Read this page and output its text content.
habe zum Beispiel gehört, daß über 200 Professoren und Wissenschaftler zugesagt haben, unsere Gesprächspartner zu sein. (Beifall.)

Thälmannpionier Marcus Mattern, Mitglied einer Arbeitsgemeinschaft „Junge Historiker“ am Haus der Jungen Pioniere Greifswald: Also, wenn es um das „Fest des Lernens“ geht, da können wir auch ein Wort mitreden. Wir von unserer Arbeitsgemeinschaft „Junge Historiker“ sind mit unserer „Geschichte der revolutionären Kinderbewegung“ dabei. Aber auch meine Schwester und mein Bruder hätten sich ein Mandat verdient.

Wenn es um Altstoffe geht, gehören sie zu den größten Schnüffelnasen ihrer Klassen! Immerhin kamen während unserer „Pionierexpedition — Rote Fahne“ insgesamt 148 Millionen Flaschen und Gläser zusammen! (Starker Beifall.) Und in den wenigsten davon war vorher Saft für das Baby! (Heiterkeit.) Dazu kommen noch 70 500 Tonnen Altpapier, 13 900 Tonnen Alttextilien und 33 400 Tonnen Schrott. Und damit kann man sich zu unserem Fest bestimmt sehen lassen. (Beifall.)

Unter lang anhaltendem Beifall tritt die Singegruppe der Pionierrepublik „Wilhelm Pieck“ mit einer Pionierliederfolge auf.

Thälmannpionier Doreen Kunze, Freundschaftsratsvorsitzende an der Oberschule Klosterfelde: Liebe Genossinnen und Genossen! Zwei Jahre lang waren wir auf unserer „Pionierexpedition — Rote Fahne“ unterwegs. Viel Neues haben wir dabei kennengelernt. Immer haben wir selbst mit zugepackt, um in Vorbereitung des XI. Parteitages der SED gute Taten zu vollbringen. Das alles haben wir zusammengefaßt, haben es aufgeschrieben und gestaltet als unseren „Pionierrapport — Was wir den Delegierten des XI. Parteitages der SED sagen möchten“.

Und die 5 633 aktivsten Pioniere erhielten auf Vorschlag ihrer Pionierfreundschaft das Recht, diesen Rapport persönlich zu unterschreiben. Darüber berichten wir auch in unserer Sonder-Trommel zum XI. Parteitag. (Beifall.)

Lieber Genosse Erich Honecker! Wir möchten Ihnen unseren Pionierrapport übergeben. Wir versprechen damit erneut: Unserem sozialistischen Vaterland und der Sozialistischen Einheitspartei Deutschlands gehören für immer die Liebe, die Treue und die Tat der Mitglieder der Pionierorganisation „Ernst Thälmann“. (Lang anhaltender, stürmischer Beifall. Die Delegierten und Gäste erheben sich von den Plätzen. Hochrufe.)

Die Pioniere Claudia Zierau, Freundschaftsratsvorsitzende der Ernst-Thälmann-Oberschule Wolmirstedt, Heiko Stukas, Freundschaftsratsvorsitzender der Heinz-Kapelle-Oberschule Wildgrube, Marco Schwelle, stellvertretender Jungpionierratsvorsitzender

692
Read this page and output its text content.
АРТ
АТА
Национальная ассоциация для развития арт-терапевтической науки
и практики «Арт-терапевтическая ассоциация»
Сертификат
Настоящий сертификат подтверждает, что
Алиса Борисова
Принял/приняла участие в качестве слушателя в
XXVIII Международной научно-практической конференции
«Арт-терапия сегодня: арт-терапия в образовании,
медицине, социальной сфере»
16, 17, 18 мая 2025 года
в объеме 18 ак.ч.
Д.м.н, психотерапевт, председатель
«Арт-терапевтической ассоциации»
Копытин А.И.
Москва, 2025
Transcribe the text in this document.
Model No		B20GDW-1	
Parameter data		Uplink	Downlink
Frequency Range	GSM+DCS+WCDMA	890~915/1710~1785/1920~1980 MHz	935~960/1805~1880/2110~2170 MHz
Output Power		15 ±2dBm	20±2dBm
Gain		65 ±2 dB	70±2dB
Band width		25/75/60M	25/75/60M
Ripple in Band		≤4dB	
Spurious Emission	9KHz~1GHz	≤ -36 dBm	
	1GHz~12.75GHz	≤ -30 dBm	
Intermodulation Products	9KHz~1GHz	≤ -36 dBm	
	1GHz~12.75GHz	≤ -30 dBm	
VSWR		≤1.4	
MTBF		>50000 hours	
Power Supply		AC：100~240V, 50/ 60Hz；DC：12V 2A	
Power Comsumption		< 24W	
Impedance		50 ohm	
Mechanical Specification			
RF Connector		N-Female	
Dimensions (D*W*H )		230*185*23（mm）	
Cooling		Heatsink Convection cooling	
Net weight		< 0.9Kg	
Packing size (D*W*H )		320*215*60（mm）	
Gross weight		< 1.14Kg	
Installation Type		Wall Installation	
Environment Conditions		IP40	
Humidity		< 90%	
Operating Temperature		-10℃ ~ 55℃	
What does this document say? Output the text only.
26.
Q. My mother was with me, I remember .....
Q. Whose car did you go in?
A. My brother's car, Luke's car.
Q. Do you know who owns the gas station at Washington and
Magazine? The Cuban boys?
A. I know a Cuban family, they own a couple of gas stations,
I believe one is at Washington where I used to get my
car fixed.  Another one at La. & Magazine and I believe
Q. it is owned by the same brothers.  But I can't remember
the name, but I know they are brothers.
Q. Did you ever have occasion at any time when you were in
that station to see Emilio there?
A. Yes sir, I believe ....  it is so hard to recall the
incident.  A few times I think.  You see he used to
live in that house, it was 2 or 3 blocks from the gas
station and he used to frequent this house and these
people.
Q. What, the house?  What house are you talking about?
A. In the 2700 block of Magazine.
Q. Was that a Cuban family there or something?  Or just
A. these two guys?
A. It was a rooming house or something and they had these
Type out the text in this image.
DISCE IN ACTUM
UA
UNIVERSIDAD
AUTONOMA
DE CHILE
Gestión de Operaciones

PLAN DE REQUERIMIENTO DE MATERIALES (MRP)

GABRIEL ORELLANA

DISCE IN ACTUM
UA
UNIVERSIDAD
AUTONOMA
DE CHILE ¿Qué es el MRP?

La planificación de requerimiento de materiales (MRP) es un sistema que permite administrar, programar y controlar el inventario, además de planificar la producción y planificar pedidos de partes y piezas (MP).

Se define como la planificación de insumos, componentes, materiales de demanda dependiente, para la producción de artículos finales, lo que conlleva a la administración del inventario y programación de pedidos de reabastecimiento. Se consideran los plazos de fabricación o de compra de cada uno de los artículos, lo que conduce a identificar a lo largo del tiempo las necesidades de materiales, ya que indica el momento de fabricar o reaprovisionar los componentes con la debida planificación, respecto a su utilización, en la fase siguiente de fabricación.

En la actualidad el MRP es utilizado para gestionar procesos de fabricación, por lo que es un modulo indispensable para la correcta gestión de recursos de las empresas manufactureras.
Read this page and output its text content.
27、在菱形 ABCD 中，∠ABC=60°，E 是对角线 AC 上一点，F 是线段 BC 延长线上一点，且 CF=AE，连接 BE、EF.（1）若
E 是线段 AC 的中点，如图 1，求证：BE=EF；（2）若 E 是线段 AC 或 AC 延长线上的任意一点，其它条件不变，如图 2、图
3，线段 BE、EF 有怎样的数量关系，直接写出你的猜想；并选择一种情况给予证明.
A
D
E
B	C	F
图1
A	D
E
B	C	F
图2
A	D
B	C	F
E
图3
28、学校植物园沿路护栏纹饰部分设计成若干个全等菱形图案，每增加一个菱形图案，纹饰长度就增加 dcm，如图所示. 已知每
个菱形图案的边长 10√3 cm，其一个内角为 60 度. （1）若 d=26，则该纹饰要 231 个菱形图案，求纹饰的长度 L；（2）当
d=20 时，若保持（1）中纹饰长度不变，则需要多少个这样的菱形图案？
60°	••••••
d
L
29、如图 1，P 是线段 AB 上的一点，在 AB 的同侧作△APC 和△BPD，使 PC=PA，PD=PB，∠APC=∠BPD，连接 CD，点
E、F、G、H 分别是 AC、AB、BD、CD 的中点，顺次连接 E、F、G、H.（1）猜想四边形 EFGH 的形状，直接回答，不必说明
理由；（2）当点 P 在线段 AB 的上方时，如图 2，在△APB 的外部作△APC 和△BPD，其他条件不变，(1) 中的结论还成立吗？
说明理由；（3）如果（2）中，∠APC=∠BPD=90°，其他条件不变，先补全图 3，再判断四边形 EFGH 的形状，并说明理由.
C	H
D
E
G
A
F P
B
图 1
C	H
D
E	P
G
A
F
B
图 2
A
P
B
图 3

════

Description of the task> Say how many lines have the string "Ernst" in them, offering no words beyond the number.

Correct result> 2